Saved data entries:
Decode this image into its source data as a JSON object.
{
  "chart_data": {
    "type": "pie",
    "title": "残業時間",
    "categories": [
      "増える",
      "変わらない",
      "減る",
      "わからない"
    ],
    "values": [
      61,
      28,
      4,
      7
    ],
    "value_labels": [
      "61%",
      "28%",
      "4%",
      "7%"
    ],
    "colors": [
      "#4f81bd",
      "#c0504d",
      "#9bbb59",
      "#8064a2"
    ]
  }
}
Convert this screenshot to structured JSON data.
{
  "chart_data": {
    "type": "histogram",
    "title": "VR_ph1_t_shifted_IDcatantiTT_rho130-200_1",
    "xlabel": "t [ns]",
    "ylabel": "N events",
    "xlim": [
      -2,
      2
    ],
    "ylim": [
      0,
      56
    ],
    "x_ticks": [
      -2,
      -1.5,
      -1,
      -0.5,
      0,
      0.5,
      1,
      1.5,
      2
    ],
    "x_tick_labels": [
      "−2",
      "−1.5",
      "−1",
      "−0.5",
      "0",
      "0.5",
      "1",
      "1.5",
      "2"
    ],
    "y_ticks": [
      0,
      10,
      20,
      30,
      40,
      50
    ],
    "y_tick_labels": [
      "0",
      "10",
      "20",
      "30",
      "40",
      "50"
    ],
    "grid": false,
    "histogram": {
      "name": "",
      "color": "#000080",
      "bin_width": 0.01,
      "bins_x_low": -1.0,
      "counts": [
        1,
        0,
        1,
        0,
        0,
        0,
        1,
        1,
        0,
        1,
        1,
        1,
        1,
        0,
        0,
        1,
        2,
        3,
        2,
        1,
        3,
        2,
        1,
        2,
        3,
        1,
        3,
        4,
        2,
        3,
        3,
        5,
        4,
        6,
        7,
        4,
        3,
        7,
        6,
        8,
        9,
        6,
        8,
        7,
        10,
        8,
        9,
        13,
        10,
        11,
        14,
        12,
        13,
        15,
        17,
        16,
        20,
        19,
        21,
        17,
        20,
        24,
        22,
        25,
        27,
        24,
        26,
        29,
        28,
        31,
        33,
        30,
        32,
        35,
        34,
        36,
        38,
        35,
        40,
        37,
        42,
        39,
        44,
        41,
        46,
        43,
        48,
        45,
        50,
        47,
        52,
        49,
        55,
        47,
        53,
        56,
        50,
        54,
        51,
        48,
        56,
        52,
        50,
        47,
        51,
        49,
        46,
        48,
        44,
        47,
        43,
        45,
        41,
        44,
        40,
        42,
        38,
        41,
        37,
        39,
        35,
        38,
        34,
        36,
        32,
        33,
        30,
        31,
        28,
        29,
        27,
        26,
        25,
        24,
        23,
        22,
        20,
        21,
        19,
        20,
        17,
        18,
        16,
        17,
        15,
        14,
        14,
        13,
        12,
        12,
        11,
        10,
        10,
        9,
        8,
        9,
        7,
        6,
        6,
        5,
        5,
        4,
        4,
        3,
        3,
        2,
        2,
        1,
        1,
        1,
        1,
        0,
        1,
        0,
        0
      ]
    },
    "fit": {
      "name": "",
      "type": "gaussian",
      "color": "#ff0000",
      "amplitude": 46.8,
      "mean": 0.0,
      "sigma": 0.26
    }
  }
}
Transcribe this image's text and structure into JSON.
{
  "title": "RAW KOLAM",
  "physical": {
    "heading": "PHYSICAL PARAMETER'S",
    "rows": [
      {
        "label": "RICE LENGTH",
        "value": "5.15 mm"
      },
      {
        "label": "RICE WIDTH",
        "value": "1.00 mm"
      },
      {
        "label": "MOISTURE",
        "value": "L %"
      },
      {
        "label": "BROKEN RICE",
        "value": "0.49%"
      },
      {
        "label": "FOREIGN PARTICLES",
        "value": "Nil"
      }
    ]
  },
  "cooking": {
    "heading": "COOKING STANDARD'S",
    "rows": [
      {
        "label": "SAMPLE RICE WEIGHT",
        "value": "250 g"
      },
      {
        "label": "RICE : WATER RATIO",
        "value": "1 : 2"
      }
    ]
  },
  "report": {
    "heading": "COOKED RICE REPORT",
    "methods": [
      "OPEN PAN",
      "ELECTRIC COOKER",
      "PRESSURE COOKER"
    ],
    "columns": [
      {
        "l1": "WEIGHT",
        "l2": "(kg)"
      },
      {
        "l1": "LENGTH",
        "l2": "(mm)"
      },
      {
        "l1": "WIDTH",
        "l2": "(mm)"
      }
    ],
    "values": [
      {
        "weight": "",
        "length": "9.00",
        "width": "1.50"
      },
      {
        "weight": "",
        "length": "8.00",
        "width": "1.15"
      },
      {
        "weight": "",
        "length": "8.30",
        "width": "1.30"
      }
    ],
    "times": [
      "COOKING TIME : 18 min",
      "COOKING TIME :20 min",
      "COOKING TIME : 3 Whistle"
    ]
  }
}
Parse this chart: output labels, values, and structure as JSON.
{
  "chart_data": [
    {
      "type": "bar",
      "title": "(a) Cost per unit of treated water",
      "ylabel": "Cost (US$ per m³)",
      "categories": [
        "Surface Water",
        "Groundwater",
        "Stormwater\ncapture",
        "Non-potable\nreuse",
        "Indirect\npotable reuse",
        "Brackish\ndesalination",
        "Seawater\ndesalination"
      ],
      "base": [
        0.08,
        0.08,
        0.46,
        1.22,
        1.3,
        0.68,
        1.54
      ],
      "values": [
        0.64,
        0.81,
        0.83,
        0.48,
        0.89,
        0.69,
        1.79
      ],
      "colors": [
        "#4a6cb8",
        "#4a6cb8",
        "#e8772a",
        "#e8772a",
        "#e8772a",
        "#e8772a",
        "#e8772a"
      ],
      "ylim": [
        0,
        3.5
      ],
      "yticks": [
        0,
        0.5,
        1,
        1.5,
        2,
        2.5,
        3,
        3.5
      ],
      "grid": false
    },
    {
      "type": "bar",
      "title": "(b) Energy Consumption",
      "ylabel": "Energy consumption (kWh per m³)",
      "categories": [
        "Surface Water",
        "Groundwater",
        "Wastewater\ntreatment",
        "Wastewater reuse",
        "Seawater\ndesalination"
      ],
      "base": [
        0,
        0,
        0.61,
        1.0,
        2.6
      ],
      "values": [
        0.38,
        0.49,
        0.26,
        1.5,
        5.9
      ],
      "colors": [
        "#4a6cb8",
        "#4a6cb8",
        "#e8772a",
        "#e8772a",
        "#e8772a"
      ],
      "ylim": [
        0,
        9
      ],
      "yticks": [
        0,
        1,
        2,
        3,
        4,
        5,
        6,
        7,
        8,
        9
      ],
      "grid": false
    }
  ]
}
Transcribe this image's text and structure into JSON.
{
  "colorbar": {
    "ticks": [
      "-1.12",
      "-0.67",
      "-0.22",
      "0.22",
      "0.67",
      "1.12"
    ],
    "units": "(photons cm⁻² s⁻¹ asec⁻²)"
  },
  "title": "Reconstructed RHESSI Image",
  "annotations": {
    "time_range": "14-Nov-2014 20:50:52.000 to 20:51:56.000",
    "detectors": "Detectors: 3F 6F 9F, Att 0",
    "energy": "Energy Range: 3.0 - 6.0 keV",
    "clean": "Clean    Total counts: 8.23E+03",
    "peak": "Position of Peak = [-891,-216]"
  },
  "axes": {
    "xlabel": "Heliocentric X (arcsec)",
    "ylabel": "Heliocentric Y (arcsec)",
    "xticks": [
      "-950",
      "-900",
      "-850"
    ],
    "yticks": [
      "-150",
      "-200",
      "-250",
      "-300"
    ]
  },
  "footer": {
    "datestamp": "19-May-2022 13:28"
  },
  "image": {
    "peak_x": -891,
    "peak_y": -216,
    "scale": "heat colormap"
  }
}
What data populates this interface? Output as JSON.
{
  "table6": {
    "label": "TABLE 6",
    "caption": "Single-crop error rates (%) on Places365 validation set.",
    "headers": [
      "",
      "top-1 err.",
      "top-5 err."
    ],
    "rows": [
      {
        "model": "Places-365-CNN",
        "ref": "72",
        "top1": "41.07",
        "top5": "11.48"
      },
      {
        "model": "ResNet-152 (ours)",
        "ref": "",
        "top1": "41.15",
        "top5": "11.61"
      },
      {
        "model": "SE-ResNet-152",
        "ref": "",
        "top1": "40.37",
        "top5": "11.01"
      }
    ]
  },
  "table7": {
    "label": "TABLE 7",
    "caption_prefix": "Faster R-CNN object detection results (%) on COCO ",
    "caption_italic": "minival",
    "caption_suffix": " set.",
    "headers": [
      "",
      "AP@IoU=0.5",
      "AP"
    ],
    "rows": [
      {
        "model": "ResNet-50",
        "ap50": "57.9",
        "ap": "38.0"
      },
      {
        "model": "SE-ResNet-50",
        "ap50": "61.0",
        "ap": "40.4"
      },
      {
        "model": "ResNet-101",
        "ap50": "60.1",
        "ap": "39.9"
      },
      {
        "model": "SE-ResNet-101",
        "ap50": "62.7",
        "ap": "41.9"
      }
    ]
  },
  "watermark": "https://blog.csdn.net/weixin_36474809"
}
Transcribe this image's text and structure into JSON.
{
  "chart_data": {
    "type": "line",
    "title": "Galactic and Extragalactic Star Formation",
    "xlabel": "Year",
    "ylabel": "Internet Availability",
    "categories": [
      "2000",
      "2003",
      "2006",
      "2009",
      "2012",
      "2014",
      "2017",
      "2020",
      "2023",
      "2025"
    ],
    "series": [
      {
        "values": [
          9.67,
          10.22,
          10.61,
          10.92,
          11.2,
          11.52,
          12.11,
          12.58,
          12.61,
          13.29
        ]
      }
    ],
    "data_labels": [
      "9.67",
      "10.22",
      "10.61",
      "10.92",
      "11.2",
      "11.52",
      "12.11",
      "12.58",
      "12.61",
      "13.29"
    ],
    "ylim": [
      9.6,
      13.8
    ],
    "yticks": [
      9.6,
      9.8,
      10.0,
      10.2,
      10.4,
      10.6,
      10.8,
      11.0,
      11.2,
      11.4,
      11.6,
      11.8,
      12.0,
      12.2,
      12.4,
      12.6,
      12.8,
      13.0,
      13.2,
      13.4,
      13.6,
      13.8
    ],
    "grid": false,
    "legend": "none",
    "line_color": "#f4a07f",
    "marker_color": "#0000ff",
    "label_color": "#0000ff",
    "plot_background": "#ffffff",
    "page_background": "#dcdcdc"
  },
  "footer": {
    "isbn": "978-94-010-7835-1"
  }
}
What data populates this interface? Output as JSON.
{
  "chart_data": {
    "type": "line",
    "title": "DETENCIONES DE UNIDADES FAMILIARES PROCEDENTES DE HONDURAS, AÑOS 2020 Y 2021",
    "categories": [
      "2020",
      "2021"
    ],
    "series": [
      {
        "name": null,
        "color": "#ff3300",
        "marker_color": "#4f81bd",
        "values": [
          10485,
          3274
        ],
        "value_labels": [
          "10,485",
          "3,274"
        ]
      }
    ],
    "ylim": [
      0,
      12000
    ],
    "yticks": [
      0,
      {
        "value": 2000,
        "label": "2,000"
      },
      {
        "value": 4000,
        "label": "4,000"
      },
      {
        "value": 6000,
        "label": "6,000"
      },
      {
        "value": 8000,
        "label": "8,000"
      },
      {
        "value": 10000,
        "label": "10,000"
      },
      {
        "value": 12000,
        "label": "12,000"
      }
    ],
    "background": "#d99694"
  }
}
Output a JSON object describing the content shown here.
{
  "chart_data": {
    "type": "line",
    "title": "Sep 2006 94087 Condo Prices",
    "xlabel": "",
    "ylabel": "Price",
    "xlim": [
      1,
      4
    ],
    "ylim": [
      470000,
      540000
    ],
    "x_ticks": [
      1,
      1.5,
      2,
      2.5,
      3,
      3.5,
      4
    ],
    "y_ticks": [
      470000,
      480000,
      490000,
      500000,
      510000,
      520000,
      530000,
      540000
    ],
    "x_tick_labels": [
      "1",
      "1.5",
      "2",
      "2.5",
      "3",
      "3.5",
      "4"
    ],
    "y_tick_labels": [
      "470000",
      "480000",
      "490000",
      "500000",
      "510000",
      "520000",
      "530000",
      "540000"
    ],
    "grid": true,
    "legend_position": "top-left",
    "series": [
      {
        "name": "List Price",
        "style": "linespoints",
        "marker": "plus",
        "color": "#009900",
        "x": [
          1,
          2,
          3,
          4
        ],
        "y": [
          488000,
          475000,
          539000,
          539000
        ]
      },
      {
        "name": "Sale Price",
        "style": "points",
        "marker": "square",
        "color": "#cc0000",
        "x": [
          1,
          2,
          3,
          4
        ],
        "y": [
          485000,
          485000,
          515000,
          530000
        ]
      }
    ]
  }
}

Job: Lines that hold the word "heading" are the ones to return, every one of them.

Right answer:
    "heading": "PHYSICAL PARAMETER'S",
    "heading": "COOKING STANDARD'S",
    "heading": "COOKED RICE REPORT",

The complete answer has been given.